■ PROBLEM STATEMENT
Below are the entries; count the lines in them that contain the word "SRMTID" and give only the number.

>> BEGIN

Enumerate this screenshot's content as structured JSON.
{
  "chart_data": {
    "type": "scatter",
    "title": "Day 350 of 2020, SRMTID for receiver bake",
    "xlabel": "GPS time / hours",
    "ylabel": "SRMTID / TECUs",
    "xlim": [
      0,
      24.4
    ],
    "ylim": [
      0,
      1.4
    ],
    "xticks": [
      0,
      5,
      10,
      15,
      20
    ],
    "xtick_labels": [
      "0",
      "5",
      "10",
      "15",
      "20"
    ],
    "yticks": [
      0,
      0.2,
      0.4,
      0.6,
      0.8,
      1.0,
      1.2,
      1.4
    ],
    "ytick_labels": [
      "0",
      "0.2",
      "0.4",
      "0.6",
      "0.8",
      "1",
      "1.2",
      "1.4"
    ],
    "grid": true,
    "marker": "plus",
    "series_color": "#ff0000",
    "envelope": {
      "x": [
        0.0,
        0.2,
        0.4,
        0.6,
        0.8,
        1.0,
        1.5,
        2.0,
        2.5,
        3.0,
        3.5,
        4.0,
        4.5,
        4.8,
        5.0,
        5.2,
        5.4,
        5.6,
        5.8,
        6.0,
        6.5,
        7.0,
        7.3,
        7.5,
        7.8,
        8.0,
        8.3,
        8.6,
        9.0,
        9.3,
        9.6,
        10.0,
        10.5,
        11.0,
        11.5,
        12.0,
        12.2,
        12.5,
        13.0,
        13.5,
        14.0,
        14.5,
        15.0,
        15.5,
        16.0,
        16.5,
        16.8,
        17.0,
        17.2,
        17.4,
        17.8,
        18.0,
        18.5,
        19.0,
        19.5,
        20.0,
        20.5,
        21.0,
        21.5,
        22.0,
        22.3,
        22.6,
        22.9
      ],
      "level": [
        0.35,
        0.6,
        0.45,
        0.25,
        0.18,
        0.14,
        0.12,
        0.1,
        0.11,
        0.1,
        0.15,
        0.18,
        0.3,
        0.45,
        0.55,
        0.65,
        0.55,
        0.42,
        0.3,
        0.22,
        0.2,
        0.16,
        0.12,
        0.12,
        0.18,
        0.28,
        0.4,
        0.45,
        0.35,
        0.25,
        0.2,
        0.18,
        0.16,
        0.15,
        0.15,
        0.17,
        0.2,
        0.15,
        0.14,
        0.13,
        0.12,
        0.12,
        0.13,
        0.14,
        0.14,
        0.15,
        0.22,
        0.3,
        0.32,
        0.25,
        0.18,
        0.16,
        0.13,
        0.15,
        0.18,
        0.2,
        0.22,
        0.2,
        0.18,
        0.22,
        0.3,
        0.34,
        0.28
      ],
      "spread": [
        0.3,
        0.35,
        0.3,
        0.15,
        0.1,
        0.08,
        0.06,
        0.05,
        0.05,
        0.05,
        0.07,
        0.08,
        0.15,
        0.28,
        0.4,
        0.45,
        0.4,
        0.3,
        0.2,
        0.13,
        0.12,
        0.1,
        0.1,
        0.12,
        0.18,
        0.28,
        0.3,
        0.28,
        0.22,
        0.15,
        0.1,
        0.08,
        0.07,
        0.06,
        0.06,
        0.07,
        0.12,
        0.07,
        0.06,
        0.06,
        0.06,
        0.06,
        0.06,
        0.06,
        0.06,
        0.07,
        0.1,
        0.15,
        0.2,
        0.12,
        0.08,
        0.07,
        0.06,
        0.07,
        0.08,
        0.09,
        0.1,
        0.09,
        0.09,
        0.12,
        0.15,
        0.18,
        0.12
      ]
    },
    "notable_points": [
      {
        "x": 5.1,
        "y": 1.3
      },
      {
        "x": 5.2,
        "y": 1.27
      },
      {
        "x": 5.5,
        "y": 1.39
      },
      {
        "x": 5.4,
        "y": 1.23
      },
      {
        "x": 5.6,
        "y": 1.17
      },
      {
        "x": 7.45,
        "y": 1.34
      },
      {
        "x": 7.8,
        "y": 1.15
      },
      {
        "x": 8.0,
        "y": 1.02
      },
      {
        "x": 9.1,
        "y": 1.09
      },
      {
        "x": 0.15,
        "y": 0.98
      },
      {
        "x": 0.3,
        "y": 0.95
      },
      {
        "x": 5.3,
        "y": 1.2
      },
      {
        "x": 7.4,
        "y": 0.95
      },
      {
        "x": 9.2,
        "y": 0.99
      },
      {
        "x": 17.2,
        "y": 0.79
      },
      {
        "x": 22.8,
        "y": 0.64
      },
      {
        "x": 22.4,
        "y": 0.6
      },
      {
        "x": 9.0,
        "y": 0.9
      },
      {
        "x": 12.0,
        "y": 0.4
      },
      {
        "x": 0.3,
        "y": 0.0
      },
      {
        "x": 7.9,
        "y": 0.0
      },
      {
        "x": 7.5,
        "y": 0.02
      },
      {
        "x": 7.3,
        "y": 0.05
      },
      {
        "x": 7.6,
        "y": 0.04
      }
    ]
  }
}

>> END

■ OUTPUT FOR THIS EXERCISE
2